Your goal: Without including any images, repeat the data exactly.

(Data entries)
───

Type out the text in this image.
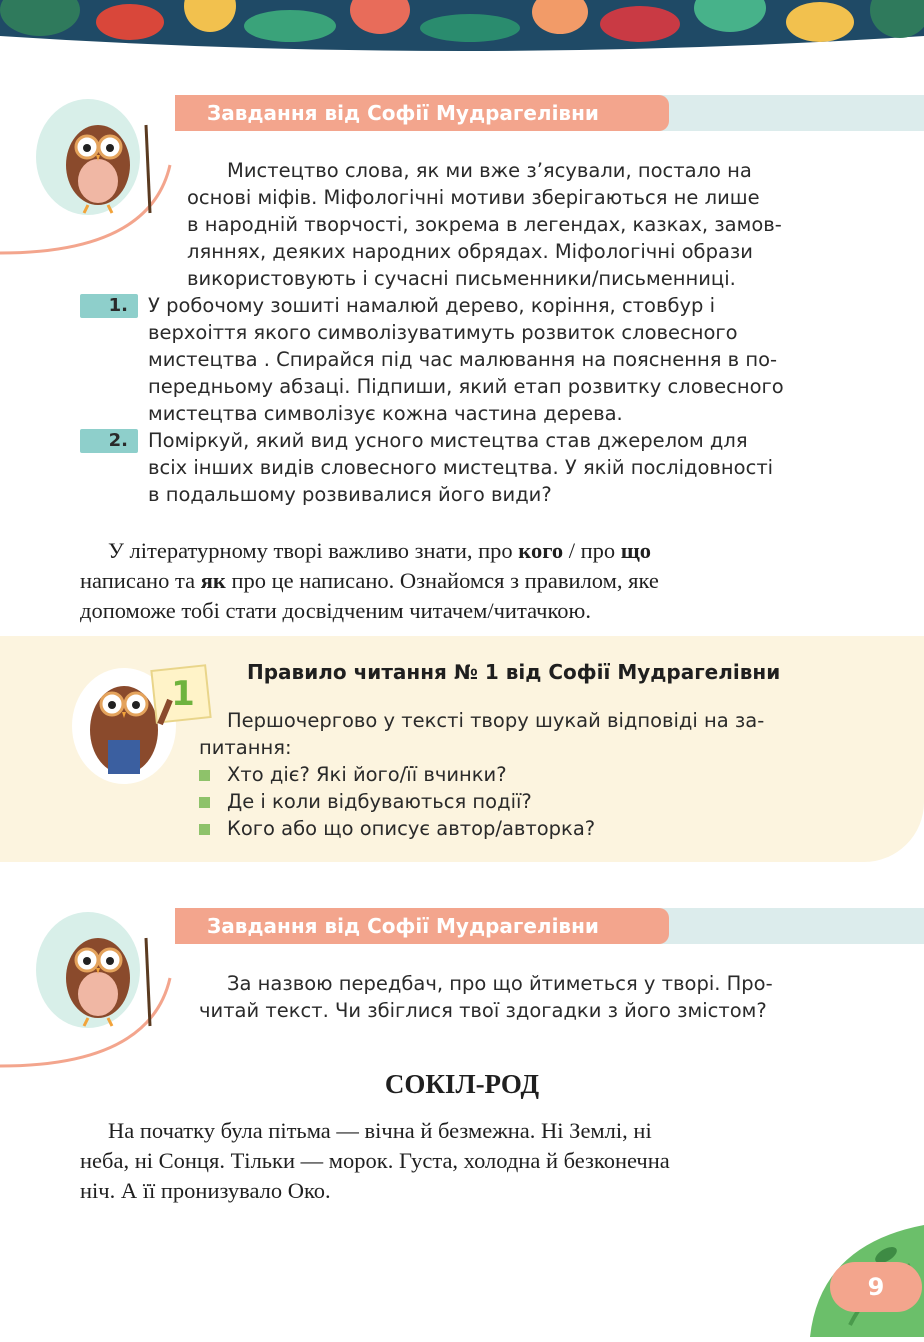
Завдання від Софії Мудрагелівни
Мистецтво слова, як ми вже з’ясували, постало на
основі міфів. Міфологічні мотиви зберігаються не лише
в народній творчості, зокрема в легендах, казках, замов-
ляннях, деяких народних обрядах. Міфологічні образи
використовують і сучасні письменники/письменниці.
1.	У робочому зошиті намалюй дерево, коріння, стовбур і
верхоіття якого символізуватимуть розвиток словесного
мистецтва . Спирайся під час малювання на пояснення в по-
передньому абзаці. Підпиши, який етап розвитку словесного
мистецтва символізує кожна частина дерева.
2.	Поміркуй, який вид усного мистецтва став джерелом для
всіх інших видів словесного мистецтва. У якій послідовності
в подальшому розвивалися його види?
У літературному творі важливо знати, про кого / про що
написано та як про це написано. Ознайомся з правилом, яке
допоможе тобі стати досвідченим читачем/читачкою.
1
Правило читання № 1 від Софії Мудрагелівни
Першочергово у тексті твору шукай відповіді на за-
питання:
Хто діє? Які його/її вчинки?
Де і коли відбуваються події?
Кого або що описує автор/авторка?
Завдання від Софії Мудрагелівни
За назвою передбач, про що йтиметься у творі. Про-
читай текст. Чи збіглися твої здогадки з його змістом?
СОКІЛ-РОД
На початку була пітьма — вічна й безмежна. Ні Землі, ні
неба, ні Сонця. Тільки — морок. Густа, холодна й безконечна
ніч. А її пронизувало Око.
9
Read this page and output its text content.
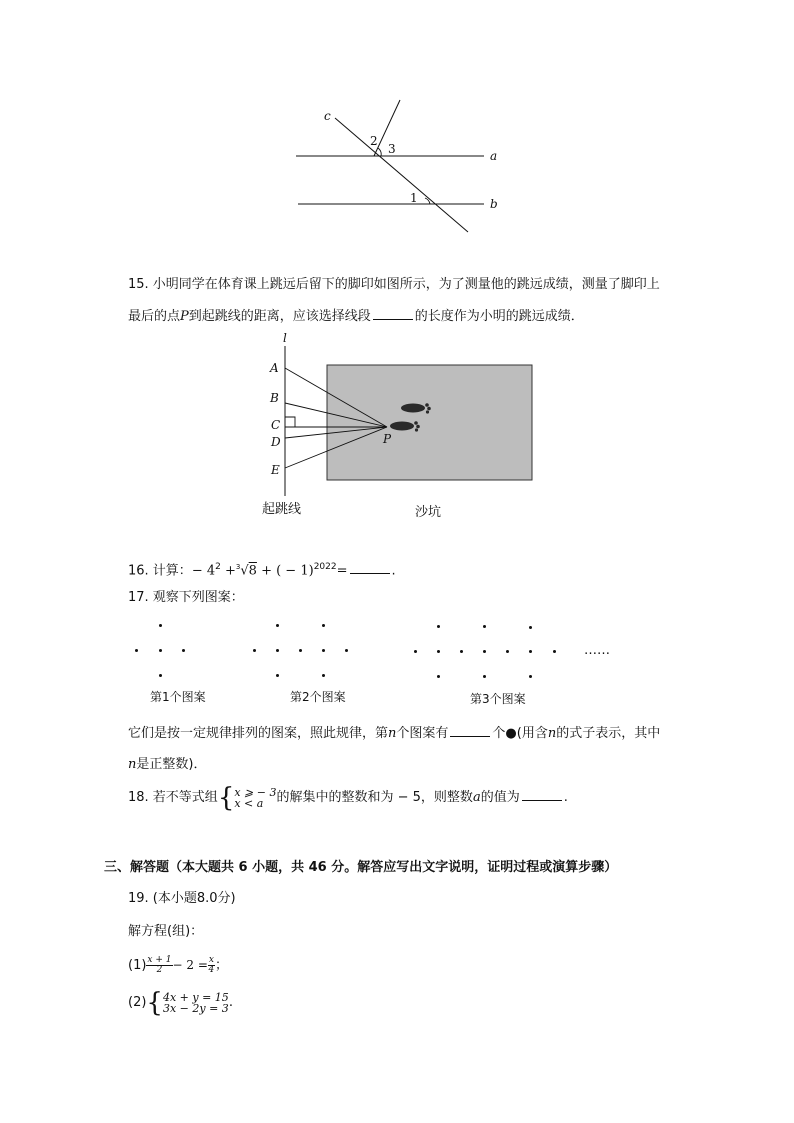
c
2
3	a
1	b
15. 小明同学在体育课上跳远后留下的脚印如图所示，为了测量他的跳远成绩，测量了脚印上
最后的点P到起跳线的距离，应该选择线段	的长度作为小明的跳远成绩．
l
A
B
C
D
E
P
起跳线	沙坑
16. 计算：− $4^2 +^3√8$ + ( − 1)$^{2022}$=	.
17. 观察下列图案：
……
第1个图案	第2个图案	第3个图案
它们是按一定规律排列的图案，照此规律，第n个图案有	个●(用含n的式子表示，其中
n是正整数)．
18. 若不等式组{x ⩾ − 3
x < a 的解集中的整数和为 − 5，则整数a的值为	.
三、解答题（本大题共 6 小题，共 46 分。解答应写出文字说明，证明过程或演算步骤）
19. (本小题8.0分)
解方程(组)：
$(1) \frac{x + 1}{2} - 2 = \frac{x}{4}$ ；
(2){4x + y = 15
3x − 2y = 3.
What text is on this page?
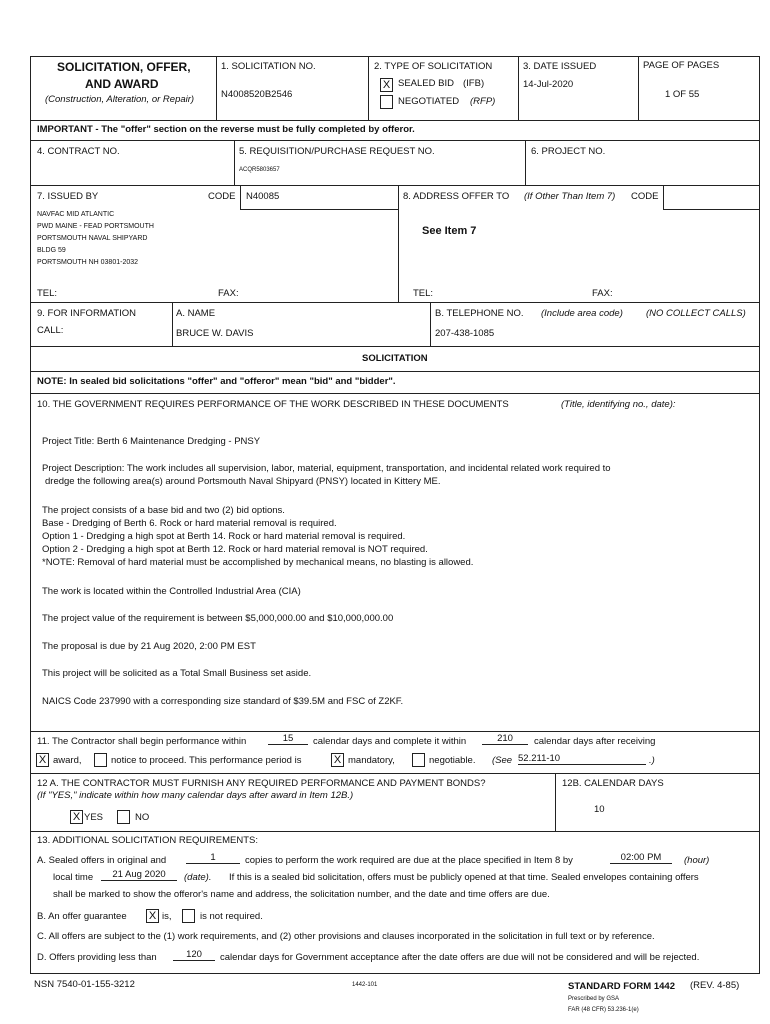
SOLICITATION, OFFER,
AND AWARD
(Construction, Alteration, or Repair)
1. SOLICITATION NO.
N4008520B2546
2. TYPE OF SOLICITATION
X SEALED BID (IFB)
NEGOTIATED (RFP)
3. DATE ISSUED
14-Jul-2020
PAGE OF PAGES
1 OF 55
IMPORTANT - The "offer" section on the reverse must be fully completed by offeror.
4. CONTRACT NO.	5. REQUISITION/PURCHASE REQUEST NO.
ACQR5803657
6. PROJECT NO.
7. ISSUED BY	CODE N40085
NAVFAC MID ATLANTIC
PWD MAINE - FEAD PORTSMOUTH
PORTSMOUTH NAVAL SHIPYARD
BLDG 59
PORTSMOUTH NH 03801-2032
TEL:	FAX:
8. ADDRESS OFFER TO (If Other Than Item 7) CODE
See Item 7
TEL:	FAX:
9. FOR INFORMATION
CALL:
A. NAME
BRUCE W. DAVIS
B. TELEPHONE NO. (Include area code) (NO COLLECT CALLS)
207-438-1085
SOLICITATION
NOTE: In sealed bid solicitations "offer" and "offeror" mean "bid" and "bidder".
10. THE GOVERNMENT REQUIRES PERFORMANCE OF THE WORK DESCRIBED IN THESE DOCUMENTS	(Title, identifying no., date):
Project Title: Berth 6 Maintenance Dredging - PNSY
Project Description: The work includes all supervision, labor, material, equipment, transportation, and incidental related work required to
dredge the following area(s) around Portsmouth Naval Shipyard (PNSY) located in Kittery ME.
The project consists of a base bid and two (2) bid options.
Base - Dredging of Berth 6. Rock or hard material removal is required.
Option 1 - Dredging a high spot at Berth 14. Rock or hard material removal is required.
Option 2 - Dredging a high spot at Berth 12. Rock or hard material removal is NOT required.
*NOTE: Removal of hard material must be accomplished by mechanical means, no blasting is allowed.
The work is located within the Controlled Industrial Area (CIA)
The project value of the requirement is between $5,000,000.00 and $10,000,000.00
The proposal is due by 21 Aug 2020, 2:00 PM EST
This project will be solicited as a Total Small Business set aside.
NAICS Code 237990 with a corresponding size standard of $39.5M and FSC of Z2KF.
11. The Contractor shall begin performance within	15	calendar days and complete it within	210	calendar days after receiving
X award,	notice to proceed. This performance period is	X mandatory,	negotiable. (See 52.211-10	.)
12 A. THE CONTRACTOR MUST FURNISH ANY REQUIRED PERFORMANCE AND PAYMENT BONDS?
(If "YES," indicate within how many calendar days after award in Item 12B.)
X YES	NO
12B. CALENDAR DAYS
10
13. ADDITIONAL SOLICITATION REQUIREMENTS:
A. Sealed offers in original and	1	copies to perform the work required are due at the place specified in Item 8 by	02:00 PM	(hour)
local time	21 Aug 2020	(date). If this is a sealed bid solicitation, offers must be publicly opened at that time. Sealed envelopes containing offers
shall be marked to show the offeror's name and address, the solicitation number, and the date and time offers are due.
B. An offer guarantee X is,	is not required.
C. All offers are subject to the (1) work requirements, and (2) other provisions and clauses incorporated in the solicitation in full text or by reference.
D. Offers providing less than	120	calendar days for Government acceptance after the date offers are due will not be considered and will be rejected.
NSN 7540-01-155-3212	1442-101	STANDARD FORM 1442 (REV. 4-85)
Prescribed by GSA
FAR (48 CFR) 53.236-1(e)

───

Expected output:
Type out the text in this image.
Завдання від Софії Мудрагелівни
Мистецтво слова, як ми вже з’ясували, постало на
основі міфів. Міфологічні мотиви зберігаються не лише
в народній творчості, зокрема в легендах, казках, замов-
ляннях, деяких народних обрядах. Міфологічні образи
використовують і сучасні письменники/письменниці.
1.	У робочому зошиті намалюй дерево, коріння, стовбур і
верхоіття якого символізуватимуть розвиток словесного
мистецтва . Спирайся під час малювання на пояснення в по-
передньому абзаці. Підпиши, який етап розвитку словесного
мистецтва символізує кожна частина дерева.
2.	Поміркуй, який вид усного мистецтва став джерелом для
всіх інших видів словесного мистецтва. У якій послідовності
в подальшому розвивалися його види?
У літературному творі важливо знати, про кого / про що
написано та як про це написано. Ознайомся з правилом, яке
допоможе тобі стати досвідченим читачем/читачкою.
1
Правило читання № 1 від Софії Мудрагелівни
Першочергово у тексті твору шукай відповіді на за-
питання:
Хто діє? Які його/її вчинки?
Де і коли відбуваються події?
Кого або що описує автор/авторка?
Завдання від Софії Мудрагелівни
За назвою передбач, про що йтиметься у творі. Про-
читай текст. Чи збіглися твої здогадки з його змістом?
СОКІЛ-РОД
На початку була пітьма — вічна й безмежна. Ні Землі, ні
неба, ні Сонця. Тільки — морок. Густа, холодна й безконечна
ніч. А її пронизувало Око.
9
Read this page and output its text content.
c
2
3	a
1	b
15. 小明同学在体育课上跳远后留下的脚印如图所示，为了测量他的跳远成绩，测量了脚印上
最后的点P到起跳线的距离，应该选择线段	的长度作为小明的跳远成绩．
l
A
B
C
D
E
P
起跳线	沙坑
16. 计算：− $4^2 +^3√8$ + ( − 1)$^{2022}$=	.
17. 观察下列图案：
……
第1个图案	第2个图案	第3个图案
它们是按一定规律排列的图案，照此规律，第n个图案有	个●(用含n的式子表示，其中
n是正整数)．
18. 若不等式组{x ⩾ − 3
x < a 的解集中的整数和为 − 5，则整数a的值为	.
三、解答题（本大题共 6 小题，共 46 分。解答应写出文字说明，证明过程或演算步骤）
19. (本小题8.0分)
解方程(组)：
$(1) \frac{x + 1}{2} - 2 = \frac{x}{4}$ ；
(2){4x + y = 15
3x − 2y = 3.
What text is on this page?
SOLICITATION, OFFER,
AND AWARD
(Construction, Alteration, or Repair)
1. SOLICITATION NO.
N4008520B2546
2. TYPE OF SOLICITATION
X SEALED BID (IFB)
NEGOTIATED (RFP)
3. DATE ISSUED
14-Jul-2020
PAGE OF PAGES
1 OF 55
IMPORTANT - The "offer" section on the reverse must be fully completed by offeror.
4. CONTRACT NO.	5. REQUISITION/PURCHASE REQUEST NO.
ACQR5803657
6. PROJECT NO.
7. ISSUED BY	CODE N40085
NAVFAC MID ATLANTIC
PWD MAINE - FEAD PORTSMOUTH
PORTSMOUTH NAVAL SHIPYARD
BLDG 59
PORTSMOUTH NH 03801-2032
TEL:	FAX:
8. ADDRESS OFFER TO (If Other Than Item 7) CODE
See Item 7
TEL:	FAX:
9. FOR INFORMATION
CALL:
A. NAME
BRUCE W. DAVIS
B. TELEPHONE NO. (Include area code) (NO COLLECT CALLS)
207-438-1085
SOLICITATION
NOTE: In sealed bid solicitations "offer" and "offeror" mean "bid" and "bidder".
10. THE GOVERNMENT REQUIRES PERFORMANCE OF THE WORK DESCRIBED IN THESE DOCUMENTS	(Title, identifying no., date):
Project Title: Berth 6 Maintenance Dredging - PNSY
Project Description: The work includes all supervision, labor, material, equipment, transportation, and incidental related work required to
dredge the following area(s) around Portsmouth Naval Shipyard (PNSY) located in Kittery ME.
The project consists of a base bid and two (2) bid options.
Base - Dredging of Berth 6. Rock or hard material removal is required.
Option 1 - Dredging a high spot at Berth 14. Rock or hard material removal is required.
Option 2 - Dredging a high spot at Berth 12. Rock or hard material removal is NOT required.
*NOTE: Removal of hard material must be accomplished by mechanical means, no blasting is allowed.
The work is located within the Controlled Industrial Area (CIA)
The project value of the requirement is between $5,000,000.00 and $10,000,000.00
The proposal is due by 21 Aug 2020, 2:00 PM EST
This project will be solicited as a Total Small Business set aside.
NAICS Code 237990 with a corresponding size standard of $39.5M and FSC of Z2KF.
11. The Contractor shall begin performance within	15	calendar days and complete it within	210	calendar days after receiving
X award,	notice to proceed. This performance period is	X mandatory,	negotiable. (See 52.211-10	.)
12 A. THE CONTRACTOR MUST FURNISH ANY REQUIRED PERFORMANCE AND PAYMENT BONDS?
(If "YES," indicate within how many calendar days after award in Item 12B.)
X YES	NO
12B. CALENDAR DAYS
10
13. ADDITIONAL SOLICITATION REQUIREMENTS:
A. Sealed offers in original and	1	copies to perform the work required are due at the place specified in Item 8 by	02:00 PM	(hour)
local time	21 Aug 2020	(date). If this is a sealed bid solicitation, offers must be publicly opened at that time. Sealed envelopes containing offers
shall be marked to show the offeror's name and address, the solicitation number, and the date and time offers are due.
B. An offer guarantee X is,	is not required.
C. All offers are subject to the (1) work requirements, and (2) other provisions and clauses incorporated in the solicitation in full text or by reference.
D. Offers providing less than	120	calendar days for Government acceptance after the date offers are due will not be considered and will be rejected.
NSN 7540-01-155-3212	1442-101	STANDARD FORM 1442 (REV. 4-85)
Prescribed by GSA
FAR (48 CFR) 53.236-1(e)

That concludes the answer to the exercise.